■ Instruction: Without the images, write out the whole listing exactly.

■ Task material:
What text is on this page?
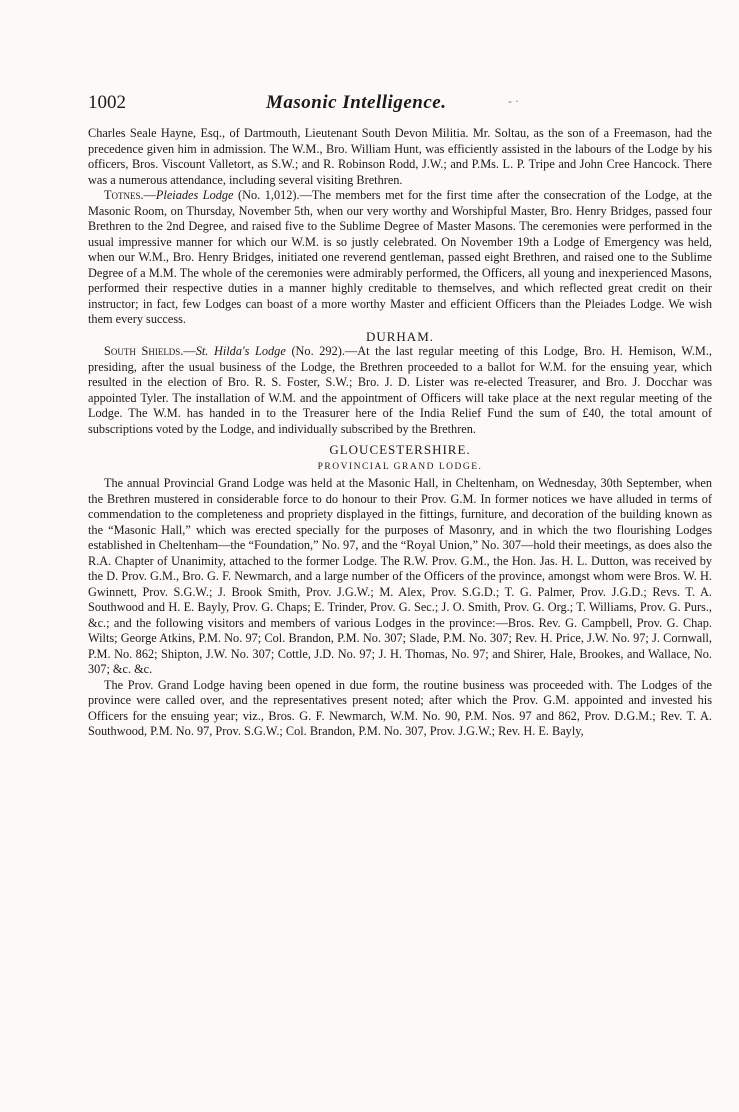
1002	Masonic Intelligence.	- ·

Charles Seale Hayne, Esq., of Dartmouth, Lieutenant South Devon Militia. Mr. Soltau, as the son of a Freemason, had the precedence given him in admission. The W.M., Bro. William Hunt, was efficiently assisted in the labours of the Lodge by his officers, Bros. Viscount Valletort, as S.W.; and R. Robinson Rodd, J.W.; and P.Ms. L. P. Tripe and John Cree Hancock. There was a numerous attendance, including several visiting Brethren.

Totnes.—Pleiades Lodge (No. 1,012).—The members met for the first time after the consecration of the Lodge, at the Masonic Room, on Thursday, November 5th, when our very worthy and Worshipful Master, Bro. Henry Bridges, passed four Brethren to the 2nd Degree, and raised five to the Sublime Degree of Master Masons. The ceremonies were performed in the usual impressive manner for which our W.M. is so justly celebrated. On November 19th a Lodge of Emergency was held, when our W.M., Bro. Henry Bridges, initiated one reverend gentleman, passed eight Brethren, and raised one to the Sublime Degree of a M.M. The whole of the ceremonies were admirably performed, the Officers, all young and inexperienced Masons, performed their respective duties in a manner highly creditable to themselves, and which reflected great credit on their instructor; in fact, few Lodges can boast of a more worthy Master and efficient Officers than the Pleiades Lodge. We wish them every success.

DURHAM.

South Shields.—St. Hilda's Lodge (No. 292).—At the last regular meeting of this Lodge, Bro. H. Hemison, W.M., presiding, after the usual business of the Lodge, the Brethren proceeded to a ballot for W.M. for the ensuing year, which resulted in the election of Bro. R. S. Foster, S.W.; Bro. J. D. Lister was re-elected Treasurer, and Bro. J. Docchar was appointed Tyler. The installation of W.M. and the appointment of Officers will take place at the next regular meeting of the Lodge. The W.M. has handed in to the Treasurer here of the India Relief Fund the sum of £40, the total amount of subscriptions voted by the Lodge, and individually subscribed by the Brethren.

GLOUCESTERSHIRE.
PROVINCIAL GRAND LODGE.

The annual Provincial Grand Lodge was held at the Masonic Hall, in Cheltenham, on Wednesday, 30th September, when the Brethren mustered in considerable force to do honour to their Prov. G.M. In former notices we have alluded in terms of commendation to the completeness and propriety displayed in the fittings, furniture, and decoration of the building known as the “Masonic Hall,” which was erected specially for the purposes of Masonry, and in which the two flourishing Lodges established in Cheltenham—the “Foundation,” No. 97, and the “Royal Union,” No. 307—hold their meetings, as does also the R.A. Chapter of Unanimity, attached to the former Lodge. The R.W. Prov. G.M., the Hon. Jas. H. L. Dutton, was received by the D. Prov. G.M., Bro. G. F. Newmarch, and a large number of the Officers of the province, amongst whom were Bros. W. H. Gwinnett, Prov. S.G.W.; J. Brook Smith, Prov. J.G.W.; M. Alex, Prov. S.G.D.; T. G. Palmer, Prov. J.G.D.; Revs. T. A. Southwood and H. E. Bayly, Prov. G. Chaps; E. Trinder, Prov. G. Sec.; J. O. Smith, Prov. G. Org.; T. Williams, Prov. G. Purs., &c.; and the following visitors and members of various Lodges in the province:—Bros. Rev. G. Campbell, Prov. G. Chap. Wilts; George Atkins, P.M. No. 97; Col. Brandon, P.M. No. 307; Slade, P.M. No. 307; Rev. H. Price, J.W. No. 97; J. Cornwall, P.M. No. 862; Shipton, J.W. No. 307; Cottle, J.D. No. 97; J. H. Thomas, No. 97; and Shirer, Hale, Brookes, and Wallace, No. 307; &c. &c.

The Prov. Grand Lodge having been opened in due form, the routine business was proceeded with. The Lodges of the province were called over, and the representatives present noted; after which the Prov. G.M. appointed and invested his Officers for the ensuing year; viz., Bros. G. F. Newmarch, W.M. No. 90, P.M. Nos. 97 and 862, Prov. D.G.M.; Rev. T. A. Southwood, P.M. No. 97, Prov. S.G.W.; Col. Brandon, P.M. No. 307, Prov. J.G.W.; Rev. H. E. Bayly,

■ Result of the exercise:
What text is on this page?
1002	Masonic Intelligence.	- ·

Charles Seale Hayne, Esq., of Dartmouth, Lieutenant South Devon Militia. Mr. Soltau, as the son of a Freemason, had the precedence given him in admission. The W.M., Bro. William Hunt, was efficiently assisted in the labours of the Lodge by his officers, Bros. Viscount Valletort, as S.W.; and R. Robinson Rodd, J.W.; and P.Ms. L. P. Tripe and John Cree Hancock. There was a numerous attendance, including several visiting Brethren.

Totnes.—Pleiades Lodge (No. 1,012).—The members met for the first time after the consecration of the Lodge, at the Masonic Room, on Thursday, November 5th, when our very worthy and Worshipful Master, Bro. Henry Bridges, passed four Brethren to the 2nd Degree, and raised five to the Sublime Degree of Master Masons. The ceremonies were performed in the usual impressive manner for which our W.M. is so justly celebrated. On November 19th a Lodge of Emergency was held, when our W.M., Bro. Henry Bridges, initiated one reverend gentleman, passed eight Brethren, and raised one to the Sublime Degree of a M.M. The whole of the ceremonies were admirably performed, the Officers, all young and inexperienced Masons, performed their respective duties in a manner highly creditable to themselves, and which reflected great credit on their instructor; in fact, few Lodges can boast of a more worthy Master and efficient Officers than the Pleiades Lodge. We wish them every success.

DURHAM.

South Shields.—St. Hilda's Lodge (No. 292).—At the last regular meeting of this Lodge, Bro. H. Hemison, W.M., presiding, after the usual business of the Lodge, the Brethren proceeded to a ballot for W.M. for the ensuing year, which resulted in the election of Bro. R. S. Foster, S.W.; Bro. J. D. Lister was re-elected Treasurer, and Bro. J. Docchar was appointed Tyler. The installation of W.M. and the appointment of Officers will take place at the next regular meeting of the Lodge. The W.M. has handed in to the Treasurer here of the India Relief Fund the sum of £40, the total amount of subscriptions voted by the Lodge, and individually subscribed by the Brethren.

GLOUCESTERSHIRE.
PROVINCIAL GRAND LODGE.

The annual Provincial Grand Lodge was held at the Masonic Hall, in Cheltenham, on Wednesday, 30th September, when the Brethren mustered in considerable force to do honour to their Prov. G.M. In former notices we have alluded in terms of commendation to the completeness and propriety displayed in the fittings, furniture, and decoration of the building known as the “Masonic Hall,” which was erected specially for the purposes of Masonry, and in which the two flourishing Lodges established in Cheltenham—the “Foundation,” No. 97, and the “Royal Union,” No. 307—hold their meetings, as does also the R.A. Chapter of Unanimity, attached to the former Lodge. The R.W. Prov. G.M., the Hon. Jas. H. L. Dutton, was received by the D. Prov. G.M., Bro. G. F. Newmarch, and a large number of the Officers of the province, amongst whom were Bros. W. H. Gwinnett, Prov. S.G.W.; J. Brook Smith, Prov. J.G.W.; M. Alex, Prov. S.G.D.; T. G. Palmer, Prov. J.G.D.; Revs. T. A. Southwood and H. E. Bayly, Prov. G. Chaps; E. Trinder, Prov. G. Sec.; J. O. Smith, Prov. G. Org.; T. Williams, Prov. G. Purs., &c.; and the following visitors and members of various Lodges in the province:—Bros. Rev. G. Campbell, Prov. G. Chap. Wilts; George Atkins, P.M. No. 97; Col. Brandon, P.M. No. 307; Slade, P.M. No. 307; Rev. H. Price, J.W. No. 97; J. Cornwall, P.M. No. 862; Shipton, J.W. No. 307; Cottle, J.D. No. 97; J. H. Thomas, No. 97; and Shirer, Hale, Brookes, and Wallace, No. 307; &c. &c.

The Prov. Grand Lodge having been opened in due form, the routine business was proceeded with. The Lodges of the province were called over, and the representatives present noted; after which the Prov. G.M. appointed and invested his Officers for the ensuing year; viz., Bros. G. F. Newmarch, W.M. No. 90, P.M. Nos. 97 and 862, Prov. D.G.M.; Rev. T. A. Southwood, P.M. No. 97, Prov. S.G.W.; Col. Brandon, P.M. No. 307, Prov. J.G.W.; Rev. H. E. Bayly,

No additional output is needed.